EXERCISE DETAILS.
Which lines in the records below contain the word "voltages"? Copy each one out.
Start
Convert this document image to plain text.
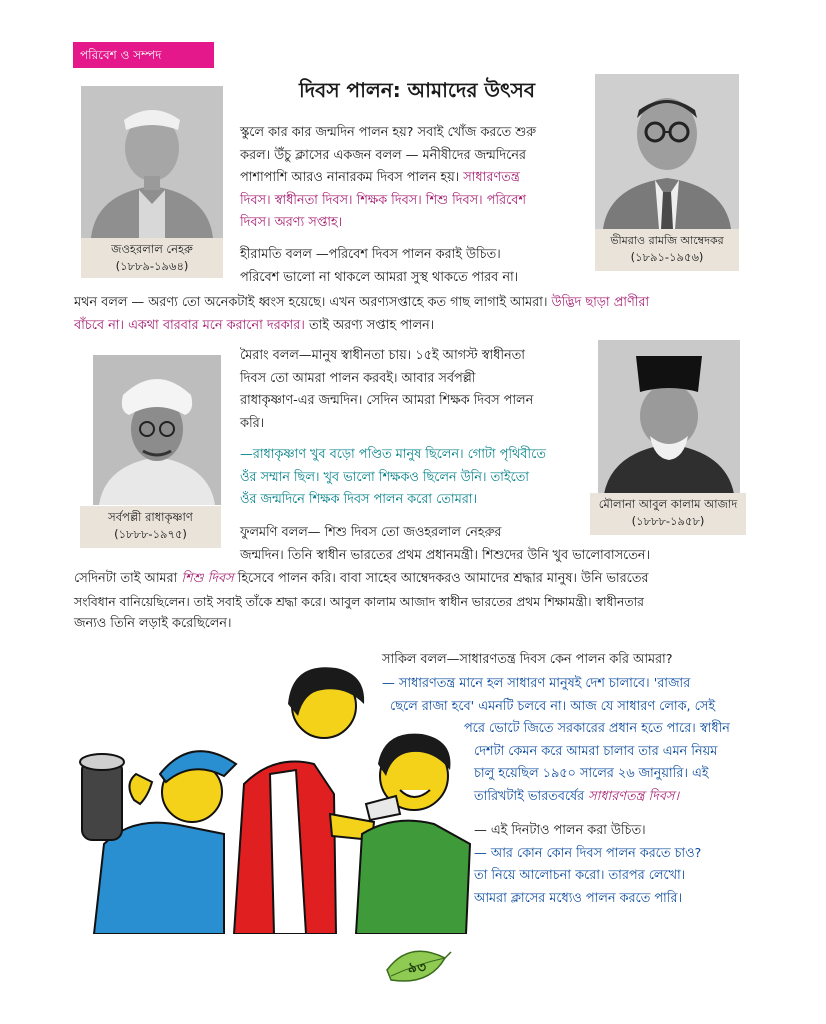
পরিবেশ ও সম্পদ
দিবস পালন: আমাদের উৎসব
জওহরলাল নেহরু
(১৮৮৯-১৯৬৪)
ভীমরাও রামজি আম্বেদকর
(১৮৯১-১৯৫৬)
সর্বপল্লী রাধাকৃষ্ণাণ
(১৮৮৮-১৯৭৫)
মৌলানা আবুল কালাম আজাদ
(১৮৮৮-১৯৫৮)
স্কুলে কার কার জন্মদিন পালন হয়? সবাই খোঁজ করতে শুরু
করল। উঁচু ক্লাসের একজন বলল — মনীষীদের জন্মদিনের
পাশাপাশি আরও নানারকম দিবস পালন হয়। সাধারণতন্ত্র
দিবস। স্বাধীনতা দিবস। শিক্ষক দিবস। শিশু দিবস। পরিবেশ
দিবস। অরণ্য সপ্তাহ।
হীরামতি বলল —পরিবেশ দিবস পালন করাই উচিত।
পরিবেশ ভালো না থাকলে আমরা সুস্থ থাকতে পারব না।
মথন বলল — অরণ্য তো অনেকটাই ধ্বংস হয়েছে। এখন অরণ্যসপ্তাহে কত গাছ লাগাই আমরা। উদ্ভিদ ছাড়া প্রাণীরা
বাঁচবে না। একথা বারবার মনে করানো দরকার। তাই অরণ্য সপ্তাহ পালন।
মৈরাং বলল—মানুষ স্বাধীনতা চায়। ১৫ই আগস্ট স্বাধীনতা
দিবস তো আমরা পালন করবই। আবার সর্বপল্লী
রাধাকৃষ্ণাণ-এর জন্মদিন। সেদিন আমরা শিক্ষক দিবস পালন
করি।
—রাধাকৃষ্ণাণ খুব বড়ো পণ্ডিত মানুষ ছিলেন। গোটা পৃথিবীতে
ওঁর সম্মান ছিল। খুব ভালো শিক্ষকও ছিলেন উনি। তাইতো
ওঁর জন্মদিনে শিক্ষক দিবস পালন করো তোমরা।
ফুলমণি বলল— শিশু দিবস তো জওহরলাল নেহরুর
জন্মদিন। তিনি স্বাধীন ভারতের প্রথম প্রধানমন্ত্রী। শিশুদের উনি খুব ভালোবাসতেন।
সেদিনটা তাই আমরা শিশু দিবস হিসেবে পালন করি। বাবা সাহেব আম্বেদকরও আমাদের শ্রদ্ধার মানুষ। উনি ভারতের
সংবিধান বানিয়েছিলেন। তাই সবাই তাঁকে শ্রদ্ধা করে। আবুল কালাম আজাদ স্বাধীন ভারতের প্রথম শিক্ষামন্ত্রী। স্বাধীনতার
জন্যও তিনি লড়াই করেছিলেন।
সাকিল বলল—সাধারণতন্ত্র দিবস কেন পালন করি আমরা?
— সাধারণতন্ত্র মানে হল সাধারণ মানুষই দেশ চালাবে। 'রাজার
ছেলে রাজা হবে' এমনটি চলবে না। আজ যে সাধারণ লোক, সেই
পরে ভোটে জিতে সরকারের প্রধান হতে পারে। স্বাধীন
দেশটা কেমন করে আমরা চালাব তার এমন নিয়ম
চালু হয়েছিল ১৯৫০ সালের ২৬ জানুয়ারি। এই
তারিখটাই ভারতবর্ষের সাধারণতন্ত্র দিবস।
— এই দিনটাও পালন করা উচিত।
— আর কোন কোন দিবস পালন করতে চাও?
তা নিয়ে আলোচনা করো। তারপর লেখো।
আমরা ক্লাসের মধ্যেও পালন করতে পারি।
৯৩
End
Start
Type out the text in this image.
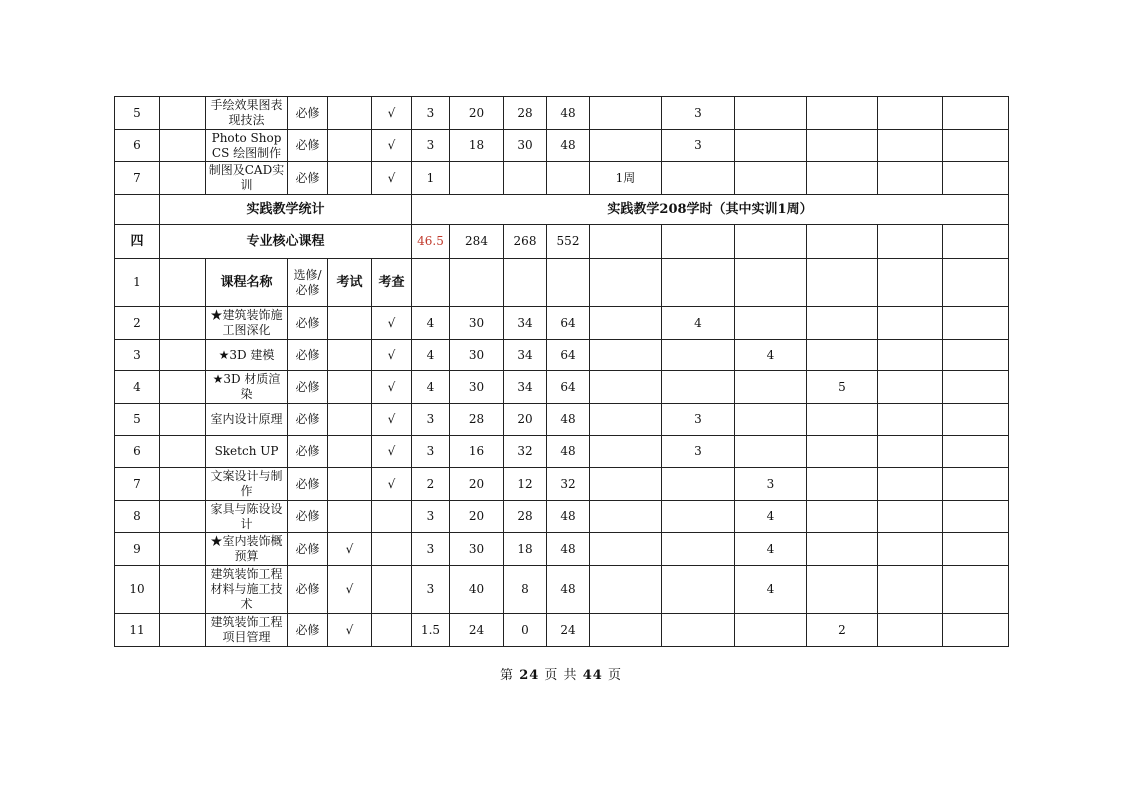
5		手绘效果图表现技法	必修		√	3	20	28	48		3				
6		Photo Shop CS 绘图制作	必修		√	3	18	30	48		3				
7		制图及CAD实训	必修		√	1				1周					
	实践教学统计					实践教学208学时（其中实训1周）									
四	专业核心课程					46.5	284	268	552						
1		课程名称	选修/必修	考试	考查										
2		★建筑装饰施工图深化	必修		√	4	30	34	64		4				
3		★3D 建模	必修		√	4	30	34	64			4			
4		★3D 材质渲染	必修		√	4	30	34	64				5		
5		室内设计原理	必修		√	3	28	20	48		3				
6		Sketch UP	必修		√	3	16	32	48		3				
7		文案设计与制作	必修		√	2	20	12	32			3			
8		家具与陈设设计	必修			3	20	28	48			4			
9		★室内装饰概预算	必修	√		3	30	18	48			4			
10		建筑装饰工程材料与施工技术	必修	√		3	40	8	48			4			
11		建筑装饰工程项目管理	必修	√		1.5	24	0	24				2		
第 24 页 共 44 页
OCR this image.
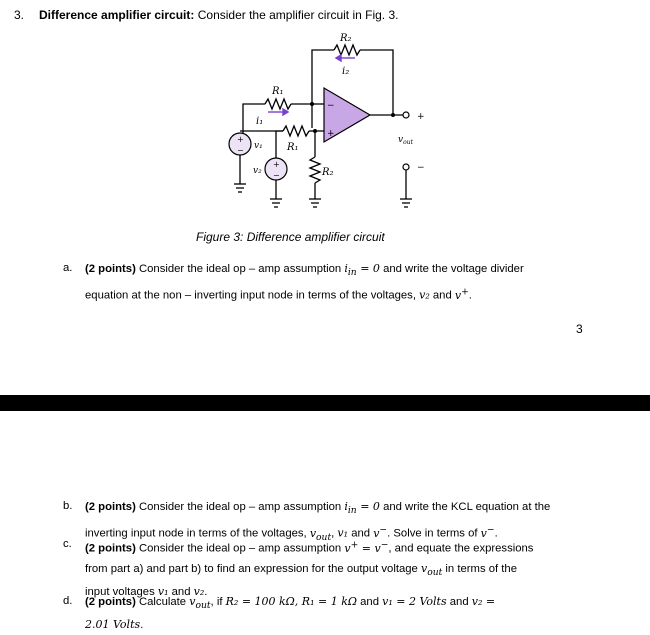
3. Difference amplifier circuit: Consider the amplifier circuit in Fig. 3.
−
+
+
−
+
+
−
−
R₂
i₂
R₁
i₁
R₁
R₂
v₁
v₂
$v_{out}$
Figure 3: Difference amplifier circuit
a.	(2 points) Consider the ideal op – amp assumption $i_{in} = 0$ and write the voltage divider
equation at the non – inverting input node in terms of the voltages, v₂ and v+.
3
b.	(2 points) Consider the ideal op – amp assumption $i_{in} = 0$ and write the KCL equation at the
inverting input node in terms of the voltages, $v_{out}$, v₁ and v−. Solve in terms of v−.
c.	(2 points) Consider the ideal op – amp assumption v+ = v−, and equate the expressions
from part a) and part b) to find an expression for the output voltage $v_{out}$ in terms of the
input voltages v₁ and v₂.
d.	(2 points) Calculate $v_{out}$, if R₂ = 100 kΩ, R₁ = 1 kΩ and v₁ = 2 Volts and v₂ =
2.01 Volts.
End
REPLY TO THE EXERCISE.
equation at the non – inverting input node in terms of the voltages, v₂ and v+.
inverting input node in terms of the voltages, $v_{out}$, v₁ and v−. Solve in terms of v−.
input voltages v₁ and v₂.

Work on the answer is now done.